**Work instructions**
Return the material word for word. Do not include the pictures.

**Record excerpts**
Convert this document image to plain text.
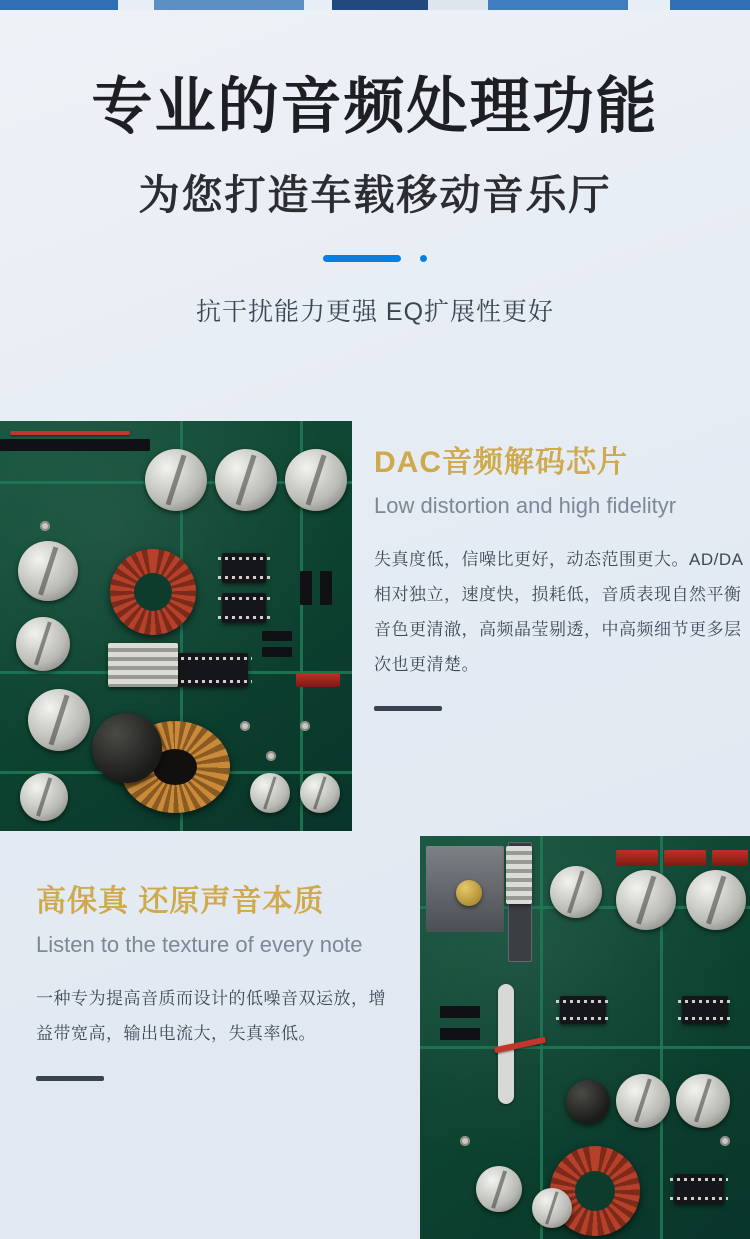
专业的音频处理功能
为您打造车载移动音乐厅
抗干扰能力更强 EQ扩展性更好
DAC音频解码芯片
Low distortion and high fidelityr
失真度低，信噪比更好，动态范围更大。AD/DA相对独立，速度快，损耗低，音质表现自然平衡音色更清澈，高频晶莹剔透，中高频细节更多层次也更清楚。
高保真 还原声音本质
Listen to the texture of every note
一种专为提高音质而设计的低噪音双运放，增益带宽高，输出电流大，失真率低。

**Correct output**
Convert this document image to plain text.
专业的音频处理功能
为您打造车载移动音乐厅
抗干扰能力更强 EQ扩展性更好
DAC音频解码芯片
Low distortion and high fidelityr
失真度低，信噪比更好，动态范围更大。AD/DA相对独立，速度快，损耗低，音质表现自然平衡音色更清澈，高频晶莹剔透，中高频细节更多层次也更清楚。
高保真 还原声音本质
Listen to the texture of every note
一种专为提高音质而设计的低噪音双运放，增益带宽高，输出电流大，失真率低。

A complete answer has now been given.